§ Records for processing:

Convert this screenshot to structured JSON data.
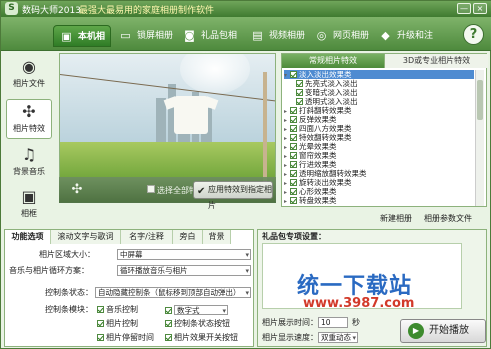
{
  "window": {
    "app_name": "数码大师2013",
    "slogan": "最强大最易用的家庭相册制作软件",
    "minimize_glyph": "—",
    "close_glyph": "×"
  },
  "toolbar": {
    "tabs": [
      {
        "label": "本机相册",
        "icon": "album-icon"
      },
      {
        "label": "锁屏相册",
        "icon": "screen-icon"
      },
      {
        "label": "礼品包相册",
        "icon": "gift-icon"
      },
      {
        "label": "视频相册",
        "icon": "film-icon"
      },
      {
        "label": "网页相册",
        "icon": "web-icon"
      },
      {
        "label": "升级和注册",
        "icon": "upgrade-icon"
      }
    ],
    "help_label": "?"
  },
  "leftnav": [
    {
      "label": "相片文件",
      "icon": "camera-icon"
    },
    {
      "label": "相片特效",
      "icon": "effects-icon"
    },
    {
      "label": "背景音乐",
      "icon": "music-icon"
    },
    {
      "label": "相框",
      "icon": "frame-icon"
    }
  ],
  "preview": {
    "select_all_label": "选择全部特效",
    "apply_button_label": "应用特效到指定相片"
  },
  "effects": {
    "tabs": [
      "常规相片特效",
      "3D或专业相片特效"
    ],
    "items": [
      {
        "label": "淡入淡出效果类",
        "level": 0,
        "checked": true,
        "highlight": true
      },
      {
        "label": "先亮式淡入淡出",
        "level": 1,
        "checked": true
      },
      {
        "label": "变暗式淡入淡出",
        "level": 1,
        "checked": true
      },
      {
        "label": "透明式淡入淡出",
        "level": 1,
        "checked": true
      },
      {
        "label": "打斜翻转效果类",
        "level": 0,
        "checked": true
      },
      {
        "label": "反弹效果类",
        "level": 0,
        "checked": true
      },
      {
        "label": "四面八方效果类",
        "level": 0,
        "checked": true
      },
      {
        "label": "特效翻转效果类",
        "level": 0,
        "checked": true
      },
      {
        "label": "光晕效果类",
        "level": 0,
        "checked": true
      },
      {
        "label": "窗帘效果类",
        "level": 0,
        "checked": true
      },
      {
        "label": "行进效果类",
        "level": 0,
        "checked": true
      },
      {
        "label": "透明缩放翻转效果类",
        "level": 0,
        "checked": true
      },
      {
        "label": "旋转淡出效果类",
        "level": 0,
        "checked": true
      },
      {
        "label": "心形效果类",
        "level": 0,
        "checked": true
      },
      {
        "label": "转盘效果类",
        "level": 0,
        "checked": true
      }
    ]
  },
  "subbar": {
    "new_album": "新建相册",
    "album_file": "相册参数文件"
  },
  "bottom": {
    "tabs": [
      "功能选项",
      "滚动文字与歌词",
      "名字/注释",
      "旁白",
      "背景"
    ],
    "fields": [
      {
        "label": "相片区域大小：",
        "value": "中屏幕"
      },
      {
        "label": "音乐与相片循环方案：",
        "value": "循环播放音乐与相片"
      },
      {
        "label": "控制条状态：",
        "value": "自动隐藏控制条（鼠标移到顶部自动弹出）"
      }
    ],
    "control_label": "控制条模块：",
    "checks": [
      {
        "label": "音乐控制",
        "checked": true
      },
      {
        "label": "数字式",
        "checked": true
      },
      {
        "label": "相片控制",
        "checked": true
      },
      {
        "label": "控制条状态按钮",
        "checked": true
      },
      {
        "label": "相片停留时间",
        "checked": true
      },
      {
        "label": "相片效果开关按钮",
        "checked": true
      }
    ]
  },
  "gift": {
    "title": "礼品包专项设置：",
    "watermark": "统一下载站",
    "watermark_url": "www.3987.com",
    "interval_label": "相片展示时间：",
    "interval_value": "10",
    "interval_unit": "秒",
    "speed_label": "相片显示速度：",
    "speed_value": "双重动态",
    "play_label": "开始播放"
  }
}
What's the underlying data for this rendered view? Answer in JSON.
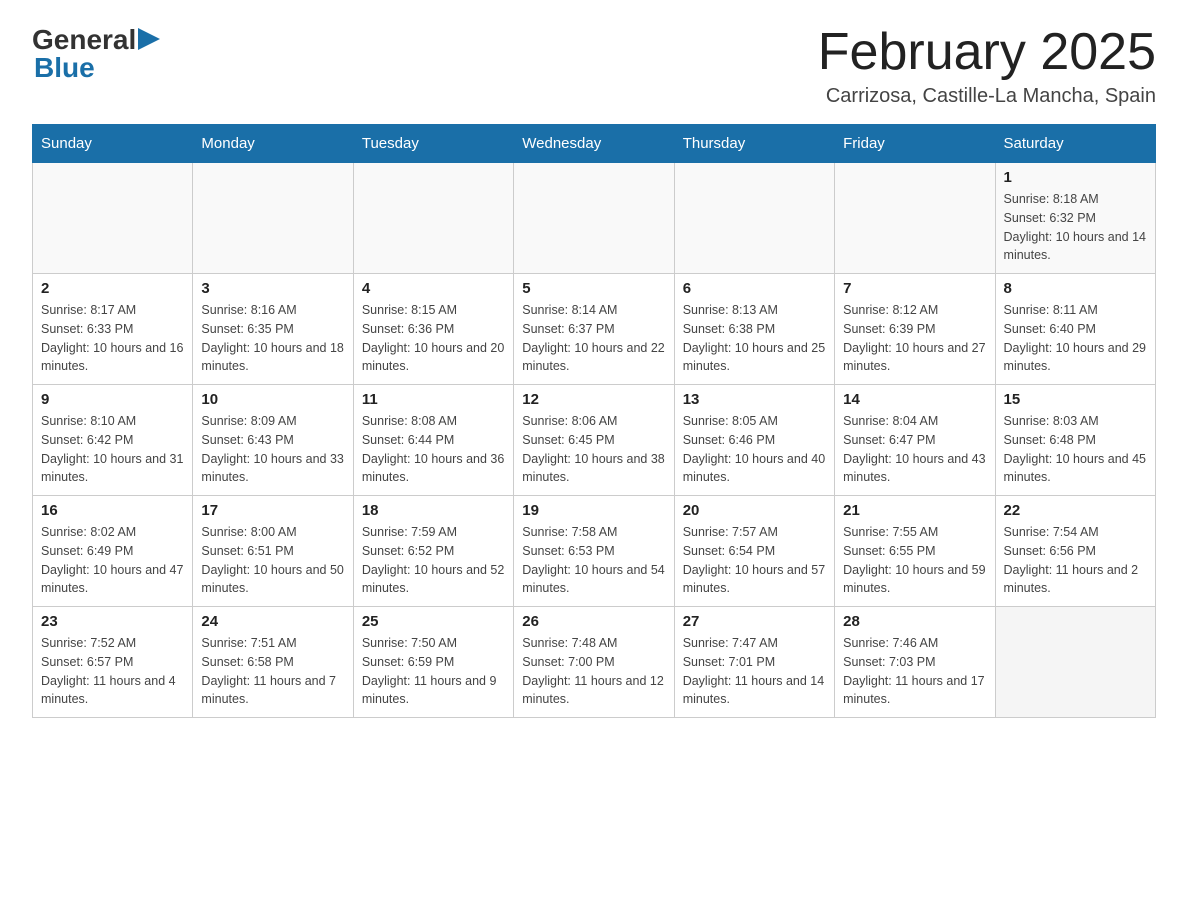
{
  "header": {
    "title": "February 2025",
    "subtitle": "Carrizosa, Castille-La Mancha, Spain",
    "logo_general": "General",
    "logo_blue": "Blue"
  },
  "weekdays": [
    "Sunday",
    "Monday",
    "Tuesday",
    "Wednesday",
    "Thursday",
    "Friday",
    "Saturday"
  ],
  "weeks": [
    [
      {
        "day": "",
        "info": ""
      },
      {
        "day": "",
        "info": ""
      },
      {
        "day": "",
        "info": ""
      },
      {
        "day": "",
        "info": ""
      },
      {
        "day": "",
        "info": ""
      },
      {
        "day": "",
        "info": ""
      },
      {
        "day": "1",
        "info": "Sunrise: 8:18 AM\nSunset: 6:32 PM\nDaylight: 10 hours and 14 minutes."
      }
    ],
    [
      {
        "day": "2",
        "info": "Sunrise: 8:17 AM\nSunset: 6:33 PM\nDaylight: 10 hours and 16 minutes."
      },
      {
        "day": "3",
        "info": "Sunrise: 8:16 AM\nSunset: 6:35 PM\nDaylight: 10 hours and 18 minutes."
      },
      {
        "day": "4",
        "info": "Sunrise: 8:15 AM\nSunset: 6:36 PM\nDaylight: 10 hours and 20 minutes."
      },
      {
        "day": "5",
        "info": "Sunrise: 8:14 AM\nSunset: 6:37 PM\nDaylight: 10 hours and 22 minutes."
      },
      {
        "day": "6",
        "info": "Sunrise: 8:13 AM\nSunset: 6:38 PM\nDaylight: 10 hours and 25 minutes."
      },
      {
        "day": "7",
        "info": "Sunrise: 8:12 AM\nSunset: 6:39 PM\nDaylight: 10 hours and 27 minutes."
      },
      {
        "day": "8",
        "info": "Sunrise: 8:11 AM\nSunset: 6:40 PM\nDaylight: 10 hours and 29 minutes."
      }
    ],
    [
      {
        "day": "9",
        "info": "Sunrise: 8:10 AM\nSunset: 6:42 PM\nDaylight: 10 hours and 31 minutes."
      },
      {
        "day": "10",
        "info": "Sunrise: 8:09 AM\nSunset: 6:43 PM\nDaylight: 10 hours and 33 minutes."
      },
      {
        "day": "11",
        "info": "Sunrise: 8:08 AM\nSunset: 6:44 PM\nDaylight: 10 hours and 36 minutes."
      },
      {
        "day": "12",
        "info": "Sunrise: 8:06 AM\nSunset: 6:45 PM\nDaylight: 10 hours and 38 minutes."
      },
      {
        "day": "13",
        "info": "Sunrise: 8:05 AM\nSunset: 6:46 PM\nDaylight: 10 hours and 40 minutes."
      },
      {
        "day": "14",
        "info": "Sunrise: 8:04 AM\nSunset: 6:47 PM\nDaylight: 10 hours and 43 minutes."
      },
      {
        "day": "15",
        "info": "Sunrise: 8:03 AM\nSunset: 6:48 PM\nDaylight: 10 hours and 45 minutes."
      }
    ],
    [
      {
        "day": "16",
        "info": "Sunrise: 8:02 AM\nSunset: 6:49 PM\nDaylight: 10 hours and 47 minutes."
      },
      {
        "day": "17",
        "info": "Sunrise: 8:00 AM\nSunset: 6:51 PM\nDaylight: 10 hours and 50 minutes."
      },
      {
        "day": "18",
        "info": "Sunrise: 7:59 AM\nSunset: 6:52 PM\nDaylight: 10 hours and 52 minutes."
      },
      {
        "day": "19",
        "info": "Sunrise: 7:58 AM\nSunset: 6:53 PM\nDaylight: 10 hours and 54 minutes."
      },
      {
        "day": "20",
        "info": "Sunrise: 7:57 AM\nSunset: 6:54 PM\nDaylight: 10 hours and 57 minutes."
      },
      {
        "day": "21",
        "info": "Sunrise: 7:55 AM\nSunset: 6:55 PM\nDaylight: 10 hours and 59 minutes."
      },
      {
        "day": "22",
        "info": "Sunrise: 7:54 AM\nSunset: 6:56 PM\nDaylight: 11 hours and 2 minutes."
      }
    ],
    [
      {
        "day": "23",
        "info": "Sunrise: 7:52 AM\nSunset: 6:57 PM\nDaylight: 11 hours and 4 minutes."
      },
      {
        "day": "24",
        "info": "Sunrise: 7:51 AM\nSunset: 6:58 PM\nDaylight: 11 hours and 7 minutes."
      },
      {
        "day": "25",
        "info": "Sunrise: 7:50 AM\nSunset: 6:59 PM\nDaylight: 11 hours and 9 minutes."
      },
      {
        "day": "26",
        "info": "Sunrise: 7:48 AM\nSunset: 7:00 PM\nDaylight: 11 hours and 12 minutes."
      },
      {
        "day": "27",
        "info": "Sunrise: 7:47 AM\nSunset: 7:01 PM\nDaylight: 11 hours and 14 minutes."
      },
      {
        "day": "28",
        "info": "Sunrise: 7:46 AM\nSunset: 7:03 PM\nDaylight: 11 hours and 17 minutes."
      },
      {
        "day": "",
        "info": ""
      }
    ]
  ]
}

§ Challenge: Say how many lines in the records contain the string "icon", and say nothing else.

§ Full answer: 10